Task objective: Keep every line where the word "Eigenversorgung" appears; drop the rest.

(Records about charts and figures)
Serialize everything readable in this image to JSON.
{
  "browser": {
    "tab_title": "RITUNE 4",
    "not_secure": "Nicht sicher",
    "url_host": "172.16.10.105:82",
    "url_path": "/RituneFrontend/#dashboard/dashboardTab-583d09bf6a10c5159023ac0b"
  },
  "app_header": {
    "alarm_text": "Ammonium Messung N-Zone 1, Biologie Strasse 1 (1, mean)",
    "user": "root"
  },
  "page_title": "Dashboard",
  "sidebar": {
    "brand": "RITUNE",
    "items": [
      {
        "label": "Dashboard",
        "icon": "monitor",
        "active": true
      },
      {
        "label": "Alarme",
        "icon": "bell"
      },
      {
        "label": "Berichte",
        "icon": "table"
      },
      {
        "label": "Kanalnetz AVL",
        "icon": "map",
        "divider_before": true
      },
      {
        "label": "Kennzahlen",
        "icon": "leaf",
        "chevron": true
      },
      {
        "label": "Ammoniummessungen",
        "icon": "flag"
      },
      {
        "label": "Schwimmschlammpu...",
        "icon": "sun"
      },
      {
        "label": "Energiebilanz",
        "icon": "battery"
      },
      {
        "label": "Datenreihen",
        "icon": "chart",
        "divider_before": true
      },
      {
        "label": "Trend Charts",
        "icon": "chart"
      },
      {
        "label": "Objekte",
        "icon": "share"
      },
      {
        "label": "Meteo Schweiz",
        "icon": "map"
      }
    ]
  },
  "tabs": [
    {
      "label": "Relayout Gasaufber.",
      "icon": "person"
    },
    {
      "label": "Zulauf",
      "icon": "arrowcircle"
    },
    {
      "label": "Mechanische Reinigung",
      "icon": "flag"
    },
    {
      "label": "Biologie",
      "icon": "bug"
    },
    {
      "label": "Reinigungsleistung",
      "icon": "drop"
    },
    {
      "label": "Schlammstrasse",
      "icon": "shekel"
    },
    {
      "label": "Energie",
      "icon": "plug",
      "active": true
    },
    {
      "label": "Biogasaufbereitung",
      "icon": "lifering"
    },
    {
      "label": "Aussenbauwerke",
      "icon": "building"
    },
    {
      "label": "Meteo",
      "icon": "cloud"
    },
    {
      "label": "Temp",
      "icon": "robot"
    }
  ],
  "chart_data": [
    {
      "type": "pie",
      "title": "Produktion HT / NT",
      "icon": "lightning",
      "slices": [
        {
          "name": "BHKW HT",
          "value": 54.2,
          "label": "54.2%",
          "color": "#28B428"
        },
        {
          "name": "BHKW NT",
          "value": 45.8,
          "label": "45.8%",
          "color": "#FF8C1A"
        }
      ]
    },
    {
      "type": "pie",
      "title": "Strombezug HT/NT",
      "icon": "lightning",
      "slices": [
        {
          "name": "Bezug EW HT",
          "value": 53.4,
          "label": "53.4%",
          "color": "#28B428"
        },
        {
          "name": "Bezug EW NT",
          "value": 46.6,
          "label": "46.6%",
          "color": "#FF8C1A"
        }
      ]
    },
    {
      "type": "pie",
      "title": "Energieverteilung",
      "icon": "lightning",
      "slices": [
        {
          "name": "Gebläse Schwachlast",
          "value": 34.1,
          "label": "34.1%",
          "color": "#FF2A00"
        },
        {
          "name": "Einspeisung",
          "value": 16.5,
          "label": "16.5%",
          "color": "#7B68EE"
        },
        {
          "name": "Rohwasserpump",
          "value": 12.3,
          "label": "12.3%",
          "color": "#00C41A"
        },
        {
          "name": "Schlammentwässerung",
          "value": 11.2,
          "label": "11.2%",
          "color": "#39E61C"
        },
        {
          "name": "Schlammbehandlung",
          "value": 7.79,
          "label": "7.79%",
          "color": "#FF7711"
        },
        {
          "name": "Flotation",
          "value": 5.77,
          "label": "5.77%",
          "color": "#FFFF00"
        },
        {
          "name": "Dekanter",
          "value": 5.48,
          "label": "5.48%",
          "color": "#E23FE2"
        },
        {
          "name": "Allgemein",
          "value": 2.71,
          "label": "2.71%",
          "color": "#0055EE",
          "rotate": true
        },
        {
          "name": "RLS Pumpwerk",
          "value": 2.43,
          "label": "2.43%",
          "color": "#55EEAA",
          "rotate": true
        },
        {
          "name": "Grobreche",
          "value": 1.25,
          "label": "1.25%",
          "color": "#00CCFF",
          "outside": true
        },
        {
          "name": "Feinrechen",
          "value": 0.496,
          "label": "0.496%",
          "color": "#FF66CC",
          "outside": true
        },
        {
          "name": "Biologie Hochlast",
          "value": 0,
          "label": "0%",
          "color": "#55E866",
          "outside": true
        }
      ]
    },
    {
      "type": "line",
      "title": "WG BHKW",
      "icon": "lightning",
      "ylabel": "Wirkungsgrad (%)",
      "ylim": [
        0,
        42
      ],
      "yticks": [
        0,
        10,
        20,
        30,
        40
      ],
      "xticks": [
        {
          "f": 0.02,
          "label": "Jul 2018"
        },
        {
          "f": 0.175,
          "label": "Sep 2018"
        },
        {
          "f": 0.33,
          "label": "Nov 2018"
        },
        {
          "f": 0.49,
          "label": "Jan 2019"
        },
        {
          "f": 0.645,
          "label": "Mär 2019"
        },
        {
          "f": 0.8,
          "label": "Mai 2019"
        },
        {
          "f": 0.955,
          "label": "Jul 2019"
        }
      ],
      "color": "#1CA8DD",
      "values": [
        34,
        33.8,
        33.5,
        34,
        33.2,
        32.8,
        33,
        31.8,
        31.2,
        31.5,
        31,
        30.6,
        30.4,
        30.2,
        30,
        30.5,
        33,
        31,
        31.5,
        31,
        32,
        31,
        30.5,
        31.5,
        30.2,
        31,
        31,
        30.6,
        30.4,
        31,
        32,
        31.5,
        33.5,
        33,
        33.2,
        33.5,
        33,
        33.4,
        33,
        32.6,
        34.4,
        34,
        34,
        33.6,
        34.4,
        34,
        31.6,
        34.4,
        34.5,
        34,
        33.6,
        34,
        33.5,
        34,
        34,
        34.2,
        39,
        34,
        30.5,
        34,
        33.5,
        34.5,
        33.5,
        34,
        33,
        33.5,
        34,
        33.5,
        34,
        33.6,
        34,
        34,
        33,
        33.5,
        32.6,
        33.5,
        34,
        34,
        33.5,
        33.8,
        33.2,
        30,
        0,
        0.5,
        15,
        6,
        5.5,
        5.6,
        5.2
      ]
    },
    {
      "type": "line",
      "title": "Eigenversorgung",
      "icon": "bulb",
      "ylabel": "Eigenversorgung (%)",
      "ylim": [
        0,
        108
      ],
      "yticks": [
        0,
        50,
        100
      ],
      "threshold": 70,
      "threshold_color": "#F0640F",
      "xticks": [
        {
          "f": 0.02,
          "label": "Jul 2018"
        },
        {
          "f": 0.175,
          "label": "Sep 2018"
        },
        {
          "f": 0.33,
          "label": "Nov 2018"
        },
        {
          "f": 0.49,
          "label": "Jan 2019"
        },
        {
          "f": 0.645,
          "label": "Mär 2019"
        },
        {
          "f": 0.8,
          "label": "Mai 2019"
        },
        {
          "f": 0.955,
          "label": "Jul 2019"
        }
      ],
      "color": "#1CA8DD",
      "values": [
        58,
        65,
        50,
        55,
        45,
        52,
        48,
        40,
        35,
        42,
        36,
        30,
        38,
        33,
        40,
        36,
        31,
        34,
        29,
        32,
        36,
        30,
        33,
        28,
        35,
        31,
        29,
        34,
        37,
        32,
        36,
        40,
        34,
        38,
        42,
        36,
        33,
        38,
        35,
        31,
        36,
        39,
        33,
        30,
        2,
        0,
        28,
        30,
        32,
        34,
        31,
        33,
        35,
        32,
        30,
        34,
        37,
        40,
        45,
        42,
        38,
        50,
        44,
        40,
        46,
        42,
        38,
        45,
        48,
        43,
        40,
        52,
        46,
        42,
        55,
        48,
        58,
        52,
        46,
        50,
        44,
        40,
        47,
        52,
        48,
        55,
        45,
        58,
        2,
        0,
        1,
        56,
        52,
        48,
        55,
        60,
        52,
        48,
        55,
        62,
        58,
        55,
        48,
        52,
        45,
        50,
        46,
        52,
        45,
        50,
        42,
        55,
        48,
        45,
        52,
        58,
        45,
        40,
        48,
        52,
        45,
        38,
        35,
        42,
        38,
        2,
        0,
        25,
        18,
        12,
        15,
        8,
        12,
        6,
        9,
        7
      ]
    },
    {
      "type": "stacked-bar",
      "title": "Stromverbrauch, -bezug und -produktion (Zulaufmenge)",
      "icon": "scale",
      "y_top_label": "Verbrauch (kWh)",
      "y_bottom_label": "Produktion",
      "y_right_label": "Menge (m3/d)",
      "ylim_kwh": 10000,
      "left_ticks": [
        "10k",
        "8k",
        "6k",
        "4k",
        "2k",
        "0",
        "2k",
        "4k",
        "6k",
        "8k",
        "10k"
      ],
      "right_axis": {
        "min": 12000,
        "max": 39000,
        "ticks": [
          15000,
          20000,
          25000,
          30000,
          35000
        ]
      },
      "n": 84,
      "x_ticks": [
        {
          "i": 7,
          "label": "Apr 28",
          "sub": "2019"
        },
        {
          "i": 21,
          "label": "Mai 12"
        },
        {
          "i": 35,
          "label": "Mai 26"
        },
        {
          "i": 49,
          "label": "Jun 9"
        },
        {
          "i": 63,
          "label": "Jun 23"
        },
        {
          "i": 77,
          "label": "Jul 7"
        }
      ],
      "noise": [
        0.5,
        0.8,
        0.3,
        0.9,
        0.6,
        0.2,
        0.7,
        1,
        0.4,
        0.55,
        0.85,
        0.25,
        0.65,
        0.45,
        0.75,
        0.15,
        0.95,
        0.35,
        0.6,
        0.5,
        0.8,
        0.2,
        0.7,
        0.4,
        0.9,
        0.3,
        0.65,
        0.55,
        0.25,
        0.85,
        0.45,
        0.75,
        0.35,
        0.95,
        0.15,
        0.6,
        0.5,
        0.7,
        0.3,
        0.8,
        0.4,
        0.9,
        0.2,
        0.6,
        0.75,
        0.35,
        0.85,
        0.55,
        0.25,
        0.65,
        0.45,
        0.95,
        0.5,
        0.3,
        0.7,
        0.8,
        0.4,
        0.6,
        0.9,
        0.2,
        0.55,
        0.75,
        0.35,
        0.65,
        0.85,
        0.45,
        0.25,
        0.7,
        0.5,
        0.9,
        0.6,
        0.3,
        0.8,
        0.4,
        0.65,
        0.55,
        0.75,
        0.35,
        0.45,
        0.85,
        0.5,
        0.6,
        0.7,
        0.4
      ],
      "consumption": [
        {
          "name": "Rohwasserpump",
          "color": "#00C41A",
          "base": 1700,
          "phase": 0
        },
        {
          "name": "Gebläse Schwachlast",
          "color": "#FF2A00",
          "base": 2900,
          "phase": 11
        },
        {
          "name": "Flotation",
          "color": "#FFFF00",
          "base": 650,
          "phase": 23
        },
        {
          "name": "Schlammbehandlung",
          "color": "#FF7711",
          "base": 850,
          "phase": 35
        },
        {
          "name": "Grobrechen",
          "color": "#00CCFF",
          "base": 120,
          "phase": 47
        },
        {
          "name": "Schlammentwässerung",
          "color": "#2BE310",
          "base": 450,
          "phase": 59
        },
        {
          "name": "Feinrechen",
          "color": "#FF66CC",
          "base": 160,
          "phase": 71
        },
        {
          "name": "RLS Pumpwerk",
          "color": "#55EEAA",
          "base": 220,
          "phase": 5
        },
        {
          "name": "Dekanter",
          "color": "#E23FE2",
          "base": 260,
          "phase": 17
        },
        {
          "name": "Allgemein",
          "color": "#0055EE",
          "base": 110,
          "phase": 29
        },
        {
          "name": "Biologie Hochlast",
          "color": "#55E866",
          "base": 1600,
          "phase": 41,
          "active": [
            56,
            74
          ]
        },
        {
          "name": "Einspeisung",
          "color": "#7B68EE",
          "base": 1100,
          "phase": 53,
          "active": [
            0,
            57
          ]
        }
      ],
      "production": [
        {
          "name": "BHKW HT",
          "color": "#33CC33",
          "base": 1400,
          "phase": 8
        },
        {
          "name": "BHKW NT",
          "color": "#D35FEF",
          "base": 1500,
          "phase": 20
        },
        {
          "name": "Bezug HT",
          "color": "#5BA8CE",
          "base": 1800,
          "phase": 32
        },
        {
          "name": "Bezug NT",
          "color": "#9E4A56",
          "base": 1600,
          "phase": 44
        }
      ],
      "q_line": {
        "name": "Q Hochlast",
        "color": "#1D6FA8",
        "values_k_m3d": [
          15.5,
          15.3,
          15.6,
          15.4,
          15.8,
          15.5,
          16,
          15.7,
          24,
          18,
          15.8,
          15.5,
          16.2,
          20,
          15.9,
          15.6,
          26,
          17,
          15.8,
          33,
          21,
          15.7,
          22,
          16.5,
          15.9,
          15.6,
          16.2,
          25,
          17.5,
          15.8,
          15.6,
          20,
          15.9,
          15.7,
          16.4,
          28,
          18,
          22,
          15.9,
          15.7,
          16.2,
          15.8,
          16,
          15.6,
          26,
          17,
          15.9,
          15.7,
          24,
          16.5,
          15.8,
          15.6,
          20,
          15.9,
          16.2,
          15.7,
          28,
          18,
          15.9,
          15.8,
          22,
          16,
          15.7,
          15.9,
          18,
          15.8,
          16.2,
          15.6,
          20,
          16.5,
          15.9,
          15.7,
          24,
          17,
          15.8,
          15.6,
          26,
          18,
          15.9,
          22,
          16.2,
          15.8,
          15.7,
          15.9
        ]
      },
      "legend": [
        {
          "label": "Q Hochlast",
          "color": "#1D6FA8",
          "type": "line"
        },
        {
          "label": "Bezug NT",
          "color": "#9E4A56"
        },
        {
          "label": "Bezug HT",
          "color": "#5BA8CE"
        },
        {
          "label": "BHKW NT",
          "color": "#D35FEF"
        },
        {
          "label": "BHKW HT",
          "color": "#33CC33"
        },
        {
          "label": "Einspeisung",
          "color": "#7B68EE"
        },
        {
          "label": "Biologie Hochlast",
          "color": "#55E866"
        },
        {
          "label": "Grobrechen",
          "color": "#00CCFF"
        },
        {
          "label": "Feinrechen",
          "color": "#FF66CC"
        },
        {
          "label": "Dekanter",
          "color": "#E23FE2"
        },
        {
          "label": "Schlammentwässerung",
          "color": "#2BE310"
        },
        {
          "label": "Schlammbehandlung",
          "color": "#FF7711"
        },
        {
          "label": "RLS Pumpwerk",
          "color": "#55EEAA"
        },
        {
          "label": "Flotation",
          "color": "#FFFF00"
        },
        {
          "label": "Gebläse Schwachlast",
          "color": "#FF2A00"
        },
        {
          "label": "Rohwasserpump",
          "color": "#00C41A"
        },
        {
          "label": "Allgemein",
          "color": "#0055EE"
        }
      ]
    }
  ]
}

Exercise response:
      "title": "Eigenversorgung",
      "ylabel": "Eigenversorgung (%)",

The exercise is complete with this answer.